■ REQUIREMENTS ■
Keep only the lines of the data below that contain "censored", and copy them.

Saved entries:
>> START

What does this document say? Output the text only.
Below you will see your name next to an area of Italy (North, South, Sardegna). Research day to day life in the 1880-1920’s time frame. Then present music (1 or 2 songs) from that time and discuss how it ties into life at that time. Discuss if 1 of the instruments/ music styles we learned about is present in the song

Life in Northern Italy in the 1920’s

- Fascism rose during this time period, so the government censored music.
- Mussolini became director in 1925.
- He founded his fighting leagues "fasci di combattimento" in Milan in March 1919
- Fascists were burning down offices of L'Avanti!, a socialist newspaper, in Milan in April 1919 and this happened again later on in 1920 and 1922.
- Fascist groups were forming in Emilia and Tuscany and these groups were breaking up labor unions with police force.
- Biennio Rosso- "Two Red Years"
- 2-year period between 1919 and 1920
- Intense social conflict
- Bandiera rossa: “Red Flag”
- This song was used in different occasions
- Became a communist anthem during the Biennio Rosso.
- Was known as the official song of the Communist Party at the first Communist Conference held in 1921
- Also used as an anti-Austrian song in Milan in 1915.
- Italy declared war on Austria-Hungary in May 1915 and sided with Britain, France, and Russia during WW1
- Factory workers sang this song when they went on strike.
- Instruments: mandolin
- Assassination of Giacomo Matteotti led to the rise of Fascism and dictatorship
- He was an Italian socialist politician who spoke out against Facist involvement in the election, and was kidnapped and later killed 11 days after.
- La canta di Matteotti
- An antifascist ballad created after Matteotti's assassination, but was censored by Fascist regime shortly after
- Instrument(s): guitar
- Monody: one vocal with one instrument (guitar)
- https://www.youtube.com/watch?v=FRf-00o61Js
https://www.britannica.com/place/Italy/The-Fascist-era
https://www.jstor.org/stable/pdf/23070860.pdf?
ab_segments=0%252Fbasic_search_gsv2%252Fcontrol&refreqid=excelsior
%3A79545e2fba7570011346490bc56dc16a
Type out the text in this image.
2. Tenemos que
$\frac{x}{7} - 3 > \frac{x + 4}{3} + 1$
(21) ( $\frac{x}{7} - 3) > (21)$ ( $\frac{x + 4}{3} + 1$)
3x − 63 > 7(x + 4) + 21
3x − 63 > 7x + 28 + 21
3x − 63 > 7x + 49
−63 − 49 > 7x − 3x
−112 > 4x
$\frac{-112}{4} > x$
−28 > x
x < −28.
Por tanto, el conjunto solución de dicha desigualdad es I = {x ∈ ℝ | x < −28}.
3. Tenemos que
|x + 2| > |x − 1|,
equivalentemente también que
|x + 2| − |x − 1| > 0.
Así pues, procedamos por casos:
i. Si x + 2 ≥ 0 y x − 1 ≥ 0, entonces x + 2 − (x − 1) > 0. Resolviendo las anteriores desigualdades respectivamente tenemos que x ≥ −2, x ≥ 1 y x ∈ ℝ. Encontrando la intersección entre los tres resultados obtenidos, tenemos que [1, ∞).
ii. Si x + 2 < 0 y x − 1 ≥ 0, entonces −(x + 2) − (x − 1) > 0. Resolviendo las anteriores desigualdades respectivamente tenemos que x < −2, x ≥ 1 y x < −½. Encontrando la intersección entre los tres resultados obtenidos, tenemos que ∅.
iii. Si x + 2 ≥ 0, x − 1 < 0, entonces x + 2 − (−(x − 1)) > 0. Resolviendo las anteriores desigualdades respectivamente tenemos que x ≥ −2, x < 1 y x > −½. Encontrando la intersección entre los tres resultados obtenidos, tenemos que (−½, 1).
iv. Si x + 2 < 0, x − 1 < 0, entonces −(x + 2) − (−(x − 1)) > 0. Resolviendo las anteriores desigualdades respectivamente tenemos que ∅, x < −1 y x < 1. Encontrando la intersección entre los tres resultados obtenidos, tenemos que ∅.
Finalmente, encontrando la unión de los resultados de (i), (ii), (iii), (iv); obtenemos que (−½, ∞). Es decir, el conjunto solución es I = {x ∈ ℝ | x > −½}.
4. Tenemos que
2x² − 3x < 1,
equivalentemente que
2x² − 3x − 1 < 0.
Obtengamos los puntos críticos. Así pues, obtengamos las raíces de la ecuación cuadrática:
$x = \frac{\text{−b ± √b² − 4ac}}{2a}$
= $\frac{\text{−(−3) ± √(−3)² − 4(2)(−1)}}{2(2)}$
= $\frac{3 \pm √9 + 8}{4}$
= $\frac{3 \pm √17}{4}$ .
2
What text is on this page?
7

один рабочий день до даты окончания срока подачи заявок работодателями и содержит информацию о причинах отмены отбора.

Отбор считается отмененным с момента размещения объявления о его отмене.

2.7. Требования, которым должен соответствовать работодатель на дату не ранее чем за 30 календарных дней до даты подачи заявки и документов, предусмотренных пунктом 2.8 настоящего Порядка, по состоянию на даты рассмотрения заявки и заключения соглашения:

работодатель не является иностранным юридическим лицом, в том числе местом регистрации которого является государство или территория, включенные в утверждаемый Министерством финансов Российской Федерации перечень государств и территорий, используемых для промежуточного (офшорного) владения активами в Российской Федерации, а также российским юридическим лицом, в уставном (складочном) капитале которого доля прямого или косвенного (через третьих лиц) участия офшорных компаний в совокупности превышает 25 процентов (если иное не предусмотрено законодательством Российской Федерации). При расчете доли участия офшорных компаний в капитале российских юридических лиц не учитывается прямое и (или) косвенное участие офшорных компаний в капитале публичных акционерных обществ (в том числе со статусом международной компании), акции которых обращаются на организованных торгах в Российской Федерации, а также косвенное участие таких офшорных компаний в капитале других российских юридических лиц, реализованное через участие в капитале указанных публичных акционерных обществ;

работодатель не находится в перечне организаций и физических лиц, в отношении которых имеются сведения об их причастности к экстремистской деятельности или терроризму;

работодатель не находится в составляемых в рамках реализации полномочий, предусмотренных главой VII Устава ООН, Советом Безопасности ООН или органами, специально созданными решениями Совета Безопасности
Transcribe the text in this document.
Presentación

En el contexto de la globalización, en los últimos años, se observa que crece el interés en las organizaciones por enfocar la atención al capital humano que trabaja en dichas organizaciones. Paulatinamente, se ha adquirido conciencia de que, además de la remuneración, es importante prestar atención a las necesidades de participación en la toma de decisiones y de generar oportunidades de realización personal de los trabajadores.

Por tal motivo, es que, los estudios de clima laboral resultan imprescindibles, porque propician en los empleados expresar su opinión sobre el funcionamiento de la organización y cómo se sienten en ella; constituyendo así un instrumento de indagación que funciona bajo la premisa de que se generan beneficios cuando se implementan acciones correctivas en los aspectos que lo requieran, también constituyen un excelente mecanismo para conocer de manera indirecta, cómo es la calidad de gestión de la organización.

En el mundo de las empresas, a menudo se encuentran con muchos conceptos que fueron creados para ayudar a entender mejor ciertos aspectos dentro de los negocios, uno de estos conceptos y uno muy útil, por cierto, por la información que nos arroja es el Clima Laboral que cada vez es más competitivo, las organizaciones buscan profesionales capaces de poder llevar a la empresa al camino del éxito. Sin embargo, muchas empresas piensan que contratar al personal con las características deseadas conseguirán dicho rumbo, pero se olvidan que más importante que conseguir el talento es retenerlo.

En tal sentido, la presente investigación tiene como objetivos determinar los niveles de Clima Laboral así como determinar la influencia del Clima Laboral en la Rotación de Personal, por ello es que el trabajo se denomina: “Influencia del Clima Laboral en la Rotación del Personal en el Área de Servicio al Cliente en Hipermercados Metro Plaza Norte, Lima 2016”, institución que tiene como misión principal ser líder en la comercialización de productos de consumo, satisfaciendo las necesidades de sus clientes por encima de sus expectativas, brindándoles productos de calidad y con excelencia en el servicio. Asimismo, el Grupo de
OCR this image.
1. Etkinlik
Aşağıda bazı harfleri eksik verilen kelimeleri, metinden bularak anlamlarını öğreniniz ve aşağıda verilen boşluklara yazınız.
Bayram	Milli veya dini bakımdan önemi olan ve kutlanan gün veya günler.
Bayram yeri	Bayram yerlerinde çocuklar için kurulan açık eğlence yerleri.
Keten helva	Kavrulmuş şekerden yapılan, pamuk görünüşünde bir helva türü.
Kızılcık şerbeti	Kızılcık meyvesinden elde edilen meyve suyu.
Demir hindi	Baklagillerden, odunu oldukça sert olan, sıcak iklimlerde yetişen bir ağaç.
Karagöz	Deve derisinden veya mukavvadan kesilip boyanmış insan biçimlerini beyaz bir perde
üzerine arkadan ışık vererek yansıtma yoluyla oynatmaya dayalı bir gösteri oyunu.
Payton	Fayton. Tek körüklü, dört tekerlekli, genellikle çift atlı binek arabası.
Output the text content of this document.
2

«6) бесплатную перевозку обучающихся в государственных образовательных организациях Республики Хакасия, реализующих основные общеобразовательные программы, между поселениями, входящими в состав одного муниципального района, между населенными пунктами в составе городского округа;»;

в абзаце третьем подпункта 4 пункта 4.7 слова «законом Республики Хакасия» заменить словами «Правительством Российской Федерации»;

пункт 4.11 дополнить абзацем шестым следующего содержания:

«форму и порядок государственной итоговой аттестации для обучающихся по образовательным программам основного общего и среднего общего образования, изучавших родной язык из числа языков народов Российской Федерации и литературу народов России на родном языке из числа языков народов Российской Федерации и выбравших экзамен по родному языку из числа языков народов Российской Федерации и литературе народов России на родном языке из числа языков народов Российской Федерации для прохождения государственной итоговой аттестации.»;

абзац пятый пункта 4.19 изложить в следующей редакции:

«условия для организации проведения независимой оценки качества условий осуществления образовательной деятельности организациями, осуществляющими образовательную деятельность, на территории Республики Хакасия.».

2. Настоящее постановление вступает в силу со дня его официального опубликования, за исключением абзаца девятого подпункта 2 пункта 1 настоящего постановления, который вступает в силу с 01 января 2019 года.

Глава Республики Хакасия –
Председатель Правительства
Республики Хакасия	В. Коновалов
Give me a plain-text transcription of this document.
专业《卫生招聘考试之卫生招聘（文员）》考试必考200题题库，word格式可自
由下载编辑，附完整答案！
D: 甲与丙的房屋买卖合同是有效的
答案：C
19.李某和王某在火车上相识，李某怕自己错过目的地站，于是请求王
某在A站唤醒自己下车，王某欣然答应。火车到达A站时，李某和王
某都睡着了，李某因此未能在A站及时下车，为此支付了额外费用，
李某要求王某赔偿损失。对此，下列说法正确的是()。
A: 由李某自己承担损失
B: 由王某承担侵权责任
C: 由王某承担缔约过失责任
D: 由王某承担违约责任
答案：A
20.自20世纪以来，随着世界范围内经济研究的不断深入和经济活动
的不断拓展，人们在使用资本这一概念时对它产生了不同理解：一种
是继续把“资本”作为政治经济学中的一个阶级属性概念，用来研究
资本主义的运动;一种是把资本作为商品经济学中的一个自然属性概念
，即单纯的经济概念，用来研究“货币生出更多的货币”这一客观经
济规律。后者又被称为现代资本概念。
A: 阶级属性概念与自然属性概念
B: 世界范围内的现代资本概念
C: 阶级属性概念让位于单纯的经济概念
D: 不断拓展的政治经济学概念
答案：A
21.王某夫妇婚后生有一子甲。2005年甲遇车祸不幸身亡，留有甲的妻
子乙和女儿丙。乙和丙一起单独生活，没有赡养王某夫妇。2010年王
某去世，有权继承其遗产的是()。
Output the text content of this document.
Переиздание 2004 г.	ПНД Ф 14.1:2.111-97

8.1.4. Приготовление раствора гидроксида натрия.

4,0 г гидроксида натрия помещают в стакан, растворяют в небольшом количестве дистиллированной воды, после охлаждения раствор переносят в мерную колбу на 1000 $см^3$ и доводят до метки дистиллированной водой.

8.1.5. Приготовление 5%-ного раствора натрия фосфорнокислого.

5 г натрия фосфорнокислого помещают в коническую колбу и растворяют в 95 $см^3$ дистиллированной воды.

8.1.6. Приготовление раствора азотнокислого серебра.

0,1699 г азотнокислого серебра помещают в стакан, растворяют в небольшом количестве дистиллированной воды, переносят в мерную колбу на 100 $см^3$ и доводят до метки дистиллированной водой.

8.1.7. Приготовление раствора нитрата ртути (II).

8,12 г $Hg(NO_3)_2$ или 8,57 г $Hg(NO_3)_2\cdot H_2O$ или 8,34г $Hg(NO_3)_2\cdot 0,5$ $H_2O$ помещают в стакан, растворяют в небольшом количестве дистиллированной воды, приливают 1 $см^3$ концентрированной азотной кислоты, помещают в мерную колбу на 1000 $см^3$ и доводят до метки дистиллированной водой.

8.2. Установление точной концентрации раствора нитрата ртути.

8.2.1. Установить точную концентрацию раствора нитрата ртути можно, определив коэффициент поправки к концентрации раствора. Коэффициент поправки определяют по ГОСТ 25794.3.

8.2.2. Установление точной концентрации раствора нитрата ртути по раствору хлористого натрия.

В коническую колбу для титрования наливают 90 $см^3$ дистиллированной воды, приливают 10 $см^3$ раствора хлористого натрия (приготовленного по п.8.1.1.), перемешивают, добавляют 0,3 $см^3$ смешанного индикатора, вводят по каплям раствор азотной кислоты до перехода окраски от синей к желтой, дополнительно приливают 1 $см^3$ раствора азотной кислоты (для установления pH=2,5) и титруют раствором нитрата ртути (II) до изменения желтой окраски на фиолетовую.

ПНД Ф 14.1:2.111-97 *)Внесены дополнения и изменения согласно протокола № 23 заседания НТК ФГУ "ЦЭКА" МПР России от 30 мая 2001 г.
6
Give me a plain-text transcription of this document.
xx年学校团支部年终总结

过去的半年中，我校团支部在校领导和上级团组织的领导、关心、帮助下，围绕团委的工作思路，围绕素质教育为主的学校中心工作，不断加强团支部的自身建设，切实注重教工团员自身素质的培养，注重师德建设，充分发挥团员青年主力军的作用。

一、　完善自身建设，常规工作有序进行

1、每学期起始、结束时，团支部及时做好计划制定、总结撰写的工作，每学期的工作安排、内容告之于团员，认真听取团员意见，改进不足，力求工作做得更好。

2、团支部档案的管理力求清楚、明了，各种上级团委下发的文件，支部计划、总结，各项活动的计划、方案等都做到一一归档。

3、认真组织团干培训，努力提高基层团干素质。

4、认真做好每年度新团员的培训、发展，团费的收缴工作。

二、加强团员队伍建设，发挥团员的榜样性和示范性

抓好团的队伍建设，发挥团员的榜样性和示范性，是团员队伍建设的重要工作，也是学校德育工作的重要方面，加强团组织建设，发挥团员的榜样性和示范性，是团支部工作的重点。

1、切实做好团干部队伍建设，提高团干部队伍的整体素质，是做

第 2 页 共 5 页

>> END

■ EXERCISE RESULT ■
- Fascism rose during this time period, so the government censored music.
- An antifascist ballad created after Matteotti's assassination, but was censored by Fascist regime shortly after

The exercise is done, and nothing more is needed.